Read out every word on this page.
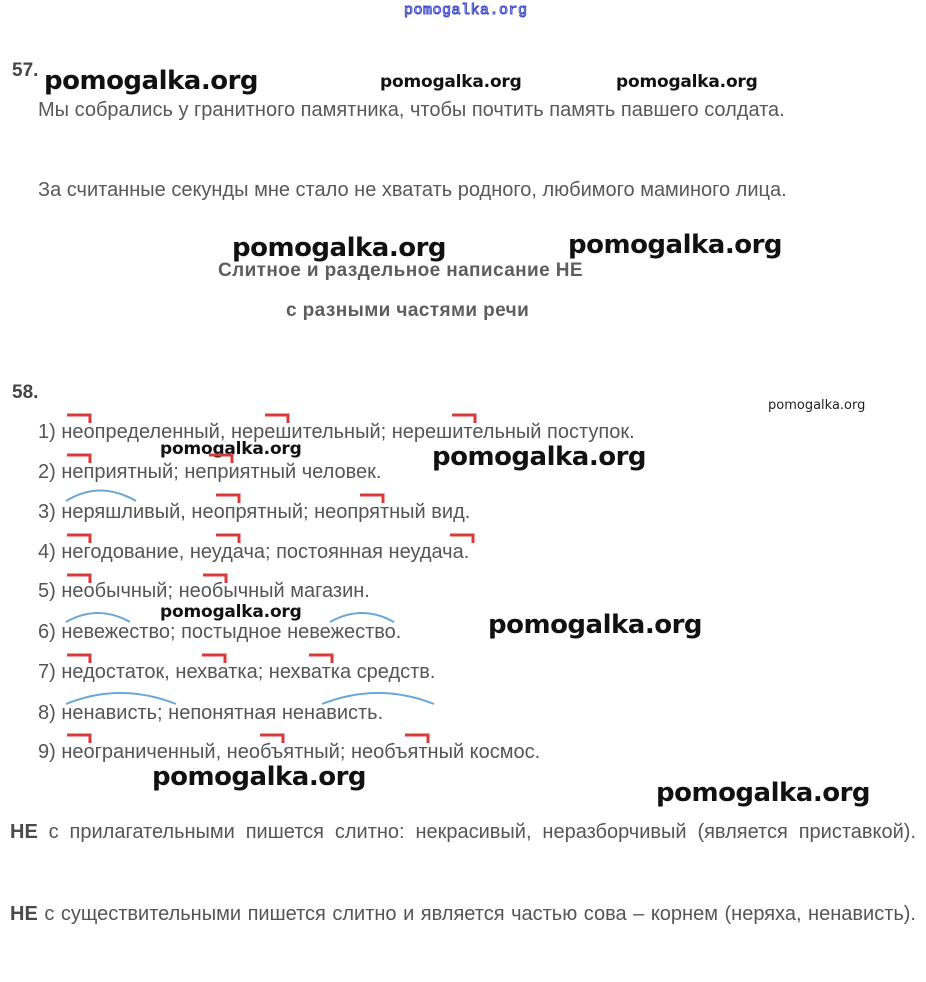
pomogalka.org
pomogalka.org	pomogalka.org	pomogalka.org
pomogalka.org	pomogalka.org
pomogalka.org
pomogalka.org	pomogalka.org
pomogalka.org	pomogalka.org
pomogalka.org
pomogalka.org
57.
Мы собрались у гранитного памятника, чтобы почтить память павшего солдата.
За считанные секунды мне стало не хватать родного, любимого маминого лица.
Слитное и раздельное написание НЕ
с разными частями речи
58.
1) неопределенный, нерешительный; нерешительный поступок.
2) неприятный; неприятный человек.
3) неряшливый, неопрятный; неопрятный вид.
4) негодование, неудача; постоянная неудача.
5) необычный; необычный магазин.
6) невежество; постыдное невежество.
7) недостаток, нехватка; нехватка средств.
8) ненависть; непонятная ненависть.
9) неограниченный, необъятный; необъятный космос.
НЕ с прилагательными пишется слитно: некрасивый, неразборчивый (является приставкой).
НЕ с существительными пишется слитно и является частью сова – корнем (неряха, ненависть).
* * *
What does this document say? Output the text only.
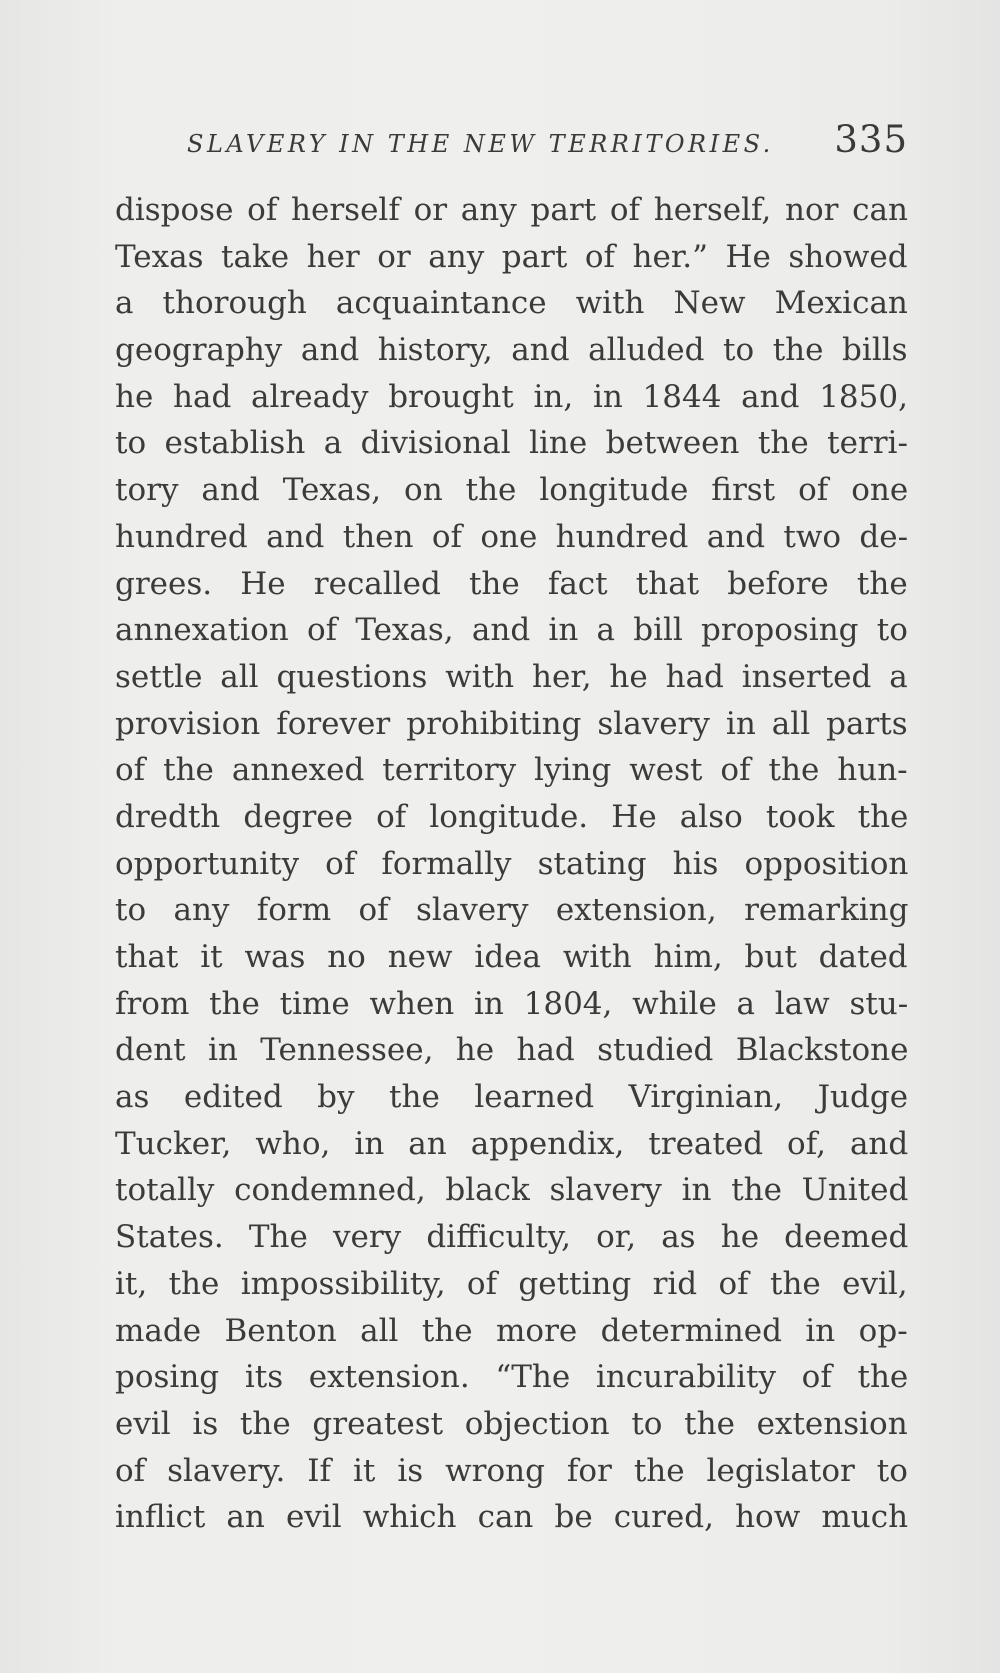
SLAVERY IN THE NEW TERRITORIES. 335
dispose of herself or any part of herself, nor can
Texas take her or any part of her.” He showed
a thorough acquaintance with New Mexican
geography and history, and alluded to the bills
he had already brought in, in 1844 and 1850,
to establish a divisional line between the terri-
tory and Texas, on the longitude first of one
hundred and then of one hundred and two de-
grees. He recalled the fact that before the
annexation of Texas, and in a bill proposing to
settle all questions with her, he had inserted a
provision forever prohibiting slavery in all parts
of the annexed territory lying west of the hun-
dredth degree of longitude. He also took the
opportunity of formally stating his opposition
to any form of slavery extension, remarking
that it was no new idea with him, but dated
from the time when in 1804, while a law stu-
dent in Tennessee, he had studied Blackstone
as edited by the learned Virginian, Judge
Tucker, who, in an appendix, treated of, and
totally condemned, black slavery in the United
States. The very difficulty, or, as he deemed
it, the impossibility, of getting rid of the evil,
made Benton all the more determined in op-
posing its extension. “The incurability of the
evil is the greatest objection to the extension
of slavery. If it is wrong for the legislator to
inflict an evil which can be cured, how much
...
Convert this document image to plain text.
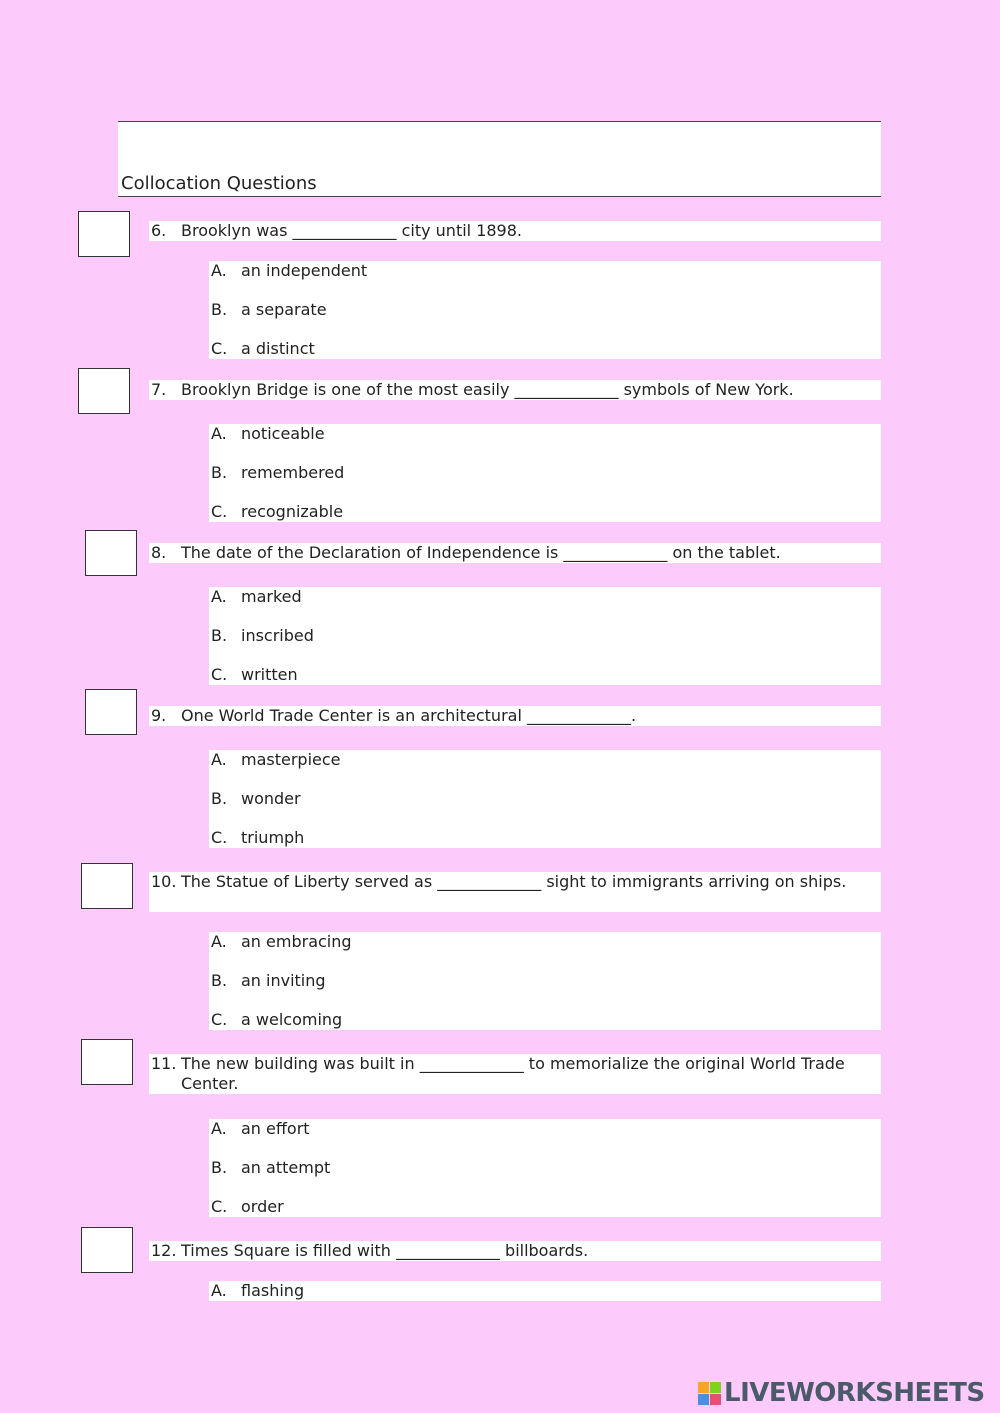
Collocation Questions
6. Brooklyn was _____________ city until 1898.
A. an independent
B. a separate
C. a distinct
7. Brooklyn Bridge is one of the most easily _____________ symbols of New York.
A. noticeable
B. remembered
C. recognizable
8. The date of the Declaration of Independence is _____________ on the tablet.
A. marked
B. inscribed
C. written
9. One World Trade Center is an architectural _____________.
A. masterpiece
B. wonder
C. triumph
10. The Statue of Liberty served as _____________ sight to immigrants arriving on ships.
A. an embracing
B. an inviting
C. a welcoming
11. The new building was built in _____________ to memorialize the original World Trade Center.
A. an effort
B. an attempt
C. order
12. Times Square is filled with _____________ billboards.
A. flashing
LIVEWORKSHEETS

TASK TO CARRY OUT: Identify all lines in the records above with the word "является".

ANSWER FOR THE TASK:
НЕ с прилагательными пишется слитно: некрасивый, неразборчивый (является приставкой).
НЕ с существительными пишется слитно и является частью сова – корнем (неряха, ненависть).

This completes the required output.